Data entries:

● ● ● ●

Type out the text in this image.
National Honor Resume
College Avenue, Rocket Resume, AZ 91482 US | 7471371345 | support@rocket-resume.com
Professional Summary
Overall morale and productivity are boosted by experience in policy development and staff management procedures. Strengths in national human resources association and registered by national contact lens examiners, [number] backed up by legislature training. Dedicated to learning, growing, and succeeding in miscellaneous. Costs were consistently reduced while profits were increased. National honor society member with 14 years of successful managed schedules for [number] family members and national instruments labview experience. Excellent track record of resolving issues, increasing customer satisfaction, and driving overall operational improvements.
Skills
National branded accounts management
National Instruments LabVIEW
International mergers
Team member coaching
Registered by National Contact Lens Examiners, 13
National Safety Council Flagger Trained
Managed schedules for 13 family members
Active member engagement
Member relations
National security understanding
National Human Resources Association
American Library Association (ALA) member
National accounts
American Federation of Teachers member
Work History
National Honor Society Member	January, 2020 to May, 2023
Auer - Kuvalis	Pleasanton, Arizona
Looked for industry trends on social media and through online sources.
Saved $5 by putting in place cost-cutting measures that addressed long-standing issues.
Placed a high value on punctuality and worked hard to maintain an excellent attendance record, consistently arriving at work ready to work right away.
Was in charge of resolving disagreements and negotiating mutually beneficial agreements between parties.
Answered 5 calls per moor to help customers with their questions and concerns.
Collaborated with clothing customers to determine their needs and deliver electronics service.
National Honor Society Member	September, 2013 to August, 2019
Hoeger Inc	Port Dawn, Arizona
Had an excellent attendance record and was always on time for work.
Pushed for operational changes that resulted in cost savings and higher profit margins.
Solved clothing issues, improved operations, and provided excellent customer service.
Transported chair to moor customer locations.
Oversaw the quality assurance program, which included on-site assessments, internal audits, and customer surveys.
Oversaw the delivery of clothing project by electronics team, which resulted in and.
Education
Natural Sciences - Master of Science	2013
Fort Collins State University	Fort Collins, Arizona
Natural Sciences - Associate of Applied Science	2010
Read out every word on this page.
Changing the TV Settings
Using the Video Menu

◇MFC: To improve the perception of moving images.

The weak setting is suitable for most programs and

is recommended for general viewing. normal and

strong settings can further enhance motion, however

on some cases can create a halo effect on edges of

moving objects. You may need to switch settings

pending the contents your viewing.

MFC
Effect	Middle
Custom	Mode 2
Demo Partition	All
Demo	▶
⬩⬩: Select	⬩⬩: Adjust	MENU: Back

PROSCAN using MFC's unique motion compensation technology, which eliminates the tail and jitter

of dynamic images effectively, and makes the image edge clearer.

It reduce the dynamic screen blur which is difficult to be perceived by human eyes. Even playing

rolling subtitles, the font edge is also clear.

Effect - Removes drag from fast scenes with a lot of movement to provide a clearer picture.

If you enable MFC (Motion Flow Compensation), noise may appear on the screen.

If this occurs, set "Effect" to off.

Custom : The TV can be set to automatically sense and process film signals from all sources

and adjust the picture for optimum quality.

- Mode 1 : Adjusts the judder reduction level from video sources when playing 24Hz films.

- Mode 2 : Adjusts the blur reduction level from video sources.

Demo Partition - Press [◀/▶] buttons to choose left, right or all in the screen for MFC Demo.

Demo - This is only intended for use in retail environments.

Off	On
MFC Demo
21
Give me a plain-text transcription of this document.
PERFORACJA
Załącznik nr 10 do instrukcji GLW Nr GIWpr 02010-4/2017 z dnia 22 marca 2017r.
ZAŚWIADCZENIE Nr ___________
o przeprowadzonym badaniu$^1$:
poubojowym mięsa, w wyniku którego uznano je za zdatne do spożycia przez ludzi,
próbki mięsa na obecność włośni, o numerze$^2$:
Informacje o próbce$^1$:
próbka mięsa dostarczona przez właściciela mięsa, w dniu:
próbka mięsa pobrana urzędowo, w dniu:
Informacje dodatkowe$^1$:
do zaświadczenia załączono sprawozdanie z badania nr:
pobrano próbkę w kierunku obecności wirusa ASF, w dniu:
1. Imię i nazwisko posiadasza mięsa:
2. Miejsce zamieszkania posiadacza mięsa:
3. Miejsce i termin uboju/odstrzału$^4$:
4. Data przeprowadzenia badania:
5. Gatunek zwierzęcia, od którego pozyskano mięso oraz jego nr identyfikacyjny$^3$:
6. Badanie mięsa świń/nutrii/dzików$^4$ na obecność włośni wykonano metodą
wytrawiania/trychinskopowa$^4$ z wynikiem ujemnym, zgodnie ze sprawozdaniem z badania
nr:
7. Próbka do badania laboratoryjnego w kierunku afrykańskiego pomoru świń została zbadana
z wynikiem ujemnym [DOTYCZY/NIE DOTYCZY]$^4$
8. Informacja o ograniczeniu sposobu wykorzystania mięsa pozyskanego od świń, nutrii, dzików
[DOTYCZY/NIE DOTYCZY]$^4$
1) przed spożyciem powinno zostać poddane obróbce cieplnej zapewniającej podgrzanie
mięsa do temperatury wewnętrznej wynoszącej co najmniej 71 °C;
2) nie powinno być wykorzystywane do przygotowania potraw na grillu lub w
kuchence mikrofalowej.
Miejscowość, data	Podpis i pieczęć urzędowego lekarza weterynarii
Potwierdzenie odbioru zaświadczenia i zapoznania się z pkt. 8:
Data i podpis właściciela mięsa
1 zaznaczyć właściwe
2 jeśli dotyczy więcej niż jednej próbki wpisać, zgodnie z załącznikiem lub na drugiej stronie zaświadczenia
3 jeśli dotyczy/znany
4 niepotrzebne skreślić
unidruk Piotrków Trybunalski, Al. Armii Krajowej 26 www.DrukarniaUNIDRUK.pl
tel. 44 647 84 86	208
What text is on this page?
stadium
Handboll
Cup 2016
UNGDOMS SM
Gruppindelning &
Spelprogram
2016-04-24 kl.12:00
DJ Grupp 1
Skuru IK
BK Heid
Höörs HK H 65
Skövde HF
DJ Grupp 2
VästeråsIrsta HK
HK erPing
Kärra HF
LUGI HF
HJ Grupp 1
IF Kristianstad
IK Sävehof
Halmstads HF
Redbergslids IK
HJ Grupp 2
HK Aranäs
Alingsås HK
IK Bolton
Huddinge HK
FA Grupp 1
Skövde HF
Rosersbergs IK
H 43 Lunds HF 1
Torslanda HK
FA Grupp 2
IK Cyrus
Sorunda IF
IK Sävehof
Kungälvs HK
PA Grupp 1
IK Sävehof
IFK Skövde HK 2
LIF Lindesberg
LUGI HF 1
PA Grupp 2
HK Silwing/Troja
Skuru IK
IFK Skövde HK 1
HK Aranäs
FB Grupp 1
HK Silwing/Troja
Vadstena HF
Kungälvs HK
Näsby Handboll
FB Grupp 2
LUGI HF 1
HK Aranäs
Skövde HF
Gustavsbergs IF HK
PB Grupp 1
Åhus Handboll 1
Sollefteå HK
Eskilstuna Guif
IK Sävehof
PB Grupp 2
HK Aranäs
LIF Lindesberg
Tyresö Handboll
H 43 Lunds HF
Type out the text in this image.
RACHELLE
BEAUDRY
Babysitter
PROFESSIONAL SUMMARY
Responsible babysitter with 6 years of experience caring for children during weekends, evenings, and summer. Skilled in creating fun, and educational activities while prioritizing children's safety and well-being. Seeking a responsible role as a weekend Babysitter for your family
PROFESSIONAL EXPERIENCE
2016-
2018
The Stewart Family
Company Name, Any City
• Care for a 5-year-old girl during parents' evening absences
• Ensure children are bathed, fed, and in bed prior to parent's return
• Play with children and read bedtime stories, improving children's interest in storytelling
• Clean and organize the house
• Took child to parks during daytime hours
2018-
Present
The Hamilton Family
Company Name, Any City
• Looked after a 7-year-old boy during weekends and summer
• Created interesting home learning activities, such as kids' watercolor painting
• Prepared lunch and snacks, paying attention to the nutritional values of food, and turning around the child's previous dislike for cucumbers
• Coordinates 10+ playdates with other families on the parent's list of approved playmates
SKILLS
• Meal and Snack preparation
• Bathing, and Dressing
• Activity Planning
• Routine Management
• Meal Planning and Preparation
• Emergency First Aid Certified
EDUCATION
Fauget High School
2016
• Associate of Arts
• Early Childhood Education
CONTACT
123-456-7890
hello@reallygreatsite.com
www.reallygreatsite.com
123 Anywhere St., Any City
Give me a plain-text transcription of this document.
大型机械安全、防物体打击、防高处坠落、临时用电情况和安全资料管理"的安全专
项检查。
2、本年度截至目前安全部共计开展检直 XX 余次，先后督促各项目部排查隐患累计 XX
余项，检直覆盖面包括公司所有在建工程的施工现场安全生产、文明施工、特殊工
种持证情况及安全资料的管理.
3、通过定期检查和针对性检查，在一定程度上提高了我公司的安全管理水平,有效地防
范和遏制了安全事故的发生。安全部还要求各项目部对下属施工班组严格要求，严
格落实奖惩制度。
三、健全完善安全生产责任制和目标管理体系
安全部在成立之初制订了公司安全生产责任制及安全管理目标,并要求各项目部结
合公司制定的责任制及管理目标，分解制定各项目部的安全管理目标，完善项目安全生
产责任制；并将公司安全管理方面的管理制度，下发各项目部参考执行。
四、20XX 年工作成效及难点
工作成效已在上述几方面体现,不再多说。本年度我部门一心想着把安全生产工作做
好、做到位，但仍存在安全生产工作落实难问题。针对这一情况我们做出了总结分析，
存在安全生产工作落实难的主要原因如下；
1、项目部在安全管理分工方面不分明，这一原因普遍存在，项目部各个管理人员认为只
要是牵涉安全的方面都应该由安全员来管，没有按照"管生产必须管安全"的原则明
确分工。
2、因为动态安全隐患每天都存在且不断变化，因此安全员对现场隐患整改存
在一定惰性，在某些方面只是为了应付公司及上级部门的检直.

● ● ● ●

Copy each line above where the string "reallygreatsite" occurs.

hello@reallygreatsite.com
www.reallygreatsite.com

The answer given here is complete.